PROBLEM TO WORK ON> Each line that follows is to be retyped exactly.

INPUT RECORDS>
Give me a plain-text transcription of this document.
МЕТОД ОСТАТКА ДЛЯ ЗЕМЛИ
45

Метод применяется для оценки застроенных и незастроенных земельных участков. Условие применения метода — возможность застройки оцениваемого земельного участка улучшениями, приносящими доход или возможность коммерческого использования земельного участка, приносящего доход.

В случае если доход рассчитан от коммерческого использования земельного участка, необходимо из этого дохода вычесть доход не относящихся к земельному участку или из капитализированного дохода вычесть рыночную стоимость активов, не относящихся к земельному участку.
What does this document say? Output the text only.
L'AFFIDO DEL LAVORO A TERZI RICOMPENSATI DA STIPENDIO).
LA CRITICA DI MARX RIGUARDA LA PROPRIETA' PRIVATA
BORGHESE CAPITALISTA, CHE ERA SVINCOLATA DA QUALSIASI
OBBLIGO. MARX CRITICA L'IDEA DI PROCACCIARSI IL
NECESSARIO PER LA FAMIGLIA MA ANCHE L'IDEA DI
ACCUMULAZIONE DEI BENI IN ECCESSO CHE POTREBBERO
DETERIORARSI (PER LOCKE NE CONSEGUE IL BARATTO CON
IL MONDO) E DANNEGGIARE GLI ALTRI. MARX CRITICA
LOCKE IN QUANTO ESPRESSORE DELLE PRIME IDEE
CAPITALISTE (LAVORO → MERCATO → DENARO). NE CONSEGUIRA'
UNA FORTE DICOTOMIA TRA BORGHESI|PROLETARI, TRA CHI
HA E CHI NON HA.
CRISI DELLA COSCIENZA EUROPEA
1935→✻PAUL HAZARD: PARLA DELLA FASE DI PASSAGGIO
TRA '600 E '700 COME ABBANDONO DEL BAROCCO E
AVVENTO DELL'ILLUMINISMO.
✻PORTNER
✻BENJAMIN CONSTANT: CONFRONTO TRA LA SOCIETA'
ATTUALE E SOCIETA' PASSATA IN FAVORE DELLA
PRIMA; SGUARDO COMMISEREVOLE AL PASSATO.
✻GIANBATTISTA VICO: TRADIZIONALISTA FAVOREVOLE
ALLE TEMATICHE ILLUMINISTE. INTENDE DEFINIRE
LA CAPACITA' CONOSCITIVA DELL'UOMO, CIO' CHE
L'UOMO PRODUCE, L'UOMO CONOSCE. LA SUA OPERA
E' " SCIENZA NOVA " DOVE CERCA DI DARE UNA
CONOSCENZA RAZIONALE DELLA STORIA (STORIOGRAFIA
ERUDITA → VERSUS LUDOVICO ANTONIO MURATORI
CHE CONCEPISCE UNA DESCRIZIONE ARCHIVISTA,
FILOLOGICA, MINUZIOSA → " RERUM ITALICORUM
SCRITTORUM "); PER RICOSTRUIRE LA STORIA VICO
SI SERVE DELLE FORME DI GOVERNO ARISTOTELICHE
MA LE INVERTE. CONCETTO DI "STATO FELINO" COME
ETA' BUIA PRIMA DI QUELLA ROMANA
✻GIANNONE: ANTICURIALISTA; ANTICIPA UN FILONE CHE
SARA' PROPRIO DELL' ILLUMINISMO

RESPONSE BELOW>
Give me a plain-text transcription of this document.
МЕТОД ОСТАТКА ДЛЯ ЗЕМЛИ
45

Метод применяется для оценки застроенных и незастроенных земельных участков. Условие применения метода — возможность застройки оцениваемого земельного участка улучшениями, приносящими доход или возможность коммерческого использования земельного участка, приносящего доход.

В случае если доход рассчитан от коммерческого использования земельного участка, необходимо из этого дохода вычесть доход не относящихся к земельному участку или из капитализированного дохода вычесть рыночную стоимость активов, не относящихся к земельному участку.
What does this document say? Output the text only.
L'AFFIDO DEL LAVORO A TERZI RICOMPENSATI DA STIPENDIO).
LA CRITICA DI MARX RIGUARDA LA PROPRIETA' PRIVATA
BORGHESE CAPITALISTA, CHE ERA SVINCOLATA DA QUALSIASI
OBBLIGO. MARX CRITICA L'IDEA DI PROCACCIARSI IL
NECESSARIO PER LA FAMIGLIA MA ANCHE L'IDEA DI
ACCUMULAZIONE DEI BENI IN ECCESSO CHE POTREBBERO
DETERIORARSI (PER LOCKE NE CONSEGUE IL BARATTO CON
IL MONDO) E DANNEGGIARE GLI ALTRI. MARX CRITICA
LOCKE IN QUANTO ESPRESSORE DELLE PRIME IDEE
CAPITALISTE (LAVORO → MERCATO → DENARO). NE CONSEGUIRA'
UNA FORTE DICOTOMIA TRA BORGHESI|PROLETARI, TRA CHI
HA E CHI NON HA.
CRISI DELLA COSCIENZA EUROPEA
1935→✻PAUL HAZARD: PARLA DELLA FASE DI PASSAGGIO
TRA '600 E '700 COME ABBANDONO DEL BAROCCO E
AVVENTO DELL'ILLUMINISMO.
✻PORTNER
✻BENJAMIN CONSTANT: CONFRONTO TRA LA SOCIETA'
ATTUALE E SOCIETA' PASSATA IN FAVORE DELLA
PRIMA; SGUARDO COMMISEREVOLE AL PASSATO.
✻GIANBATTISTA VICO: TRADIZIONALISTA FAVOREVOLE
ALLE TEMATICHE ILLUMINISTE. INTENDE DEFINIRE
LA CAPACITA' CONOSCITIVA DELL'UOMO, CIO' CHE
L'UOMO PRODUCE, L'UOMO CONOSCE. LA SUA OPERA
E' " SCIENZA NOVA " DOVE CERCA DI DARE UNA
CONOSCENZA RAZIONALE DELLA STORIA (STORIOGRAFIA
ERUDITA → VERSUS LUDOVICO ANTONIO MURATORI
CHE CONCEPISCE UNA DESCRIZIONE ARCHIVISTA,
FILOLOGICA, MINUZIOSA → " RERUM ITALICORUM
SCRITTORUM "); PER RICOSTRUIRE LA STORIA VICO
SI SERVE DELLE FORME DI GOVERNO ARISTOTELICHE
MA LE INVERTE. CONCETTO DI "STATO FELINO" COME
ETA' BUIA PRIMA DI QUELLA ROMANA
✻GIANNONE: ANTICURIALISTA; ANTICIPA UN FILONE CHE
SARA' PROPRIO DELL' ILLUMINISMO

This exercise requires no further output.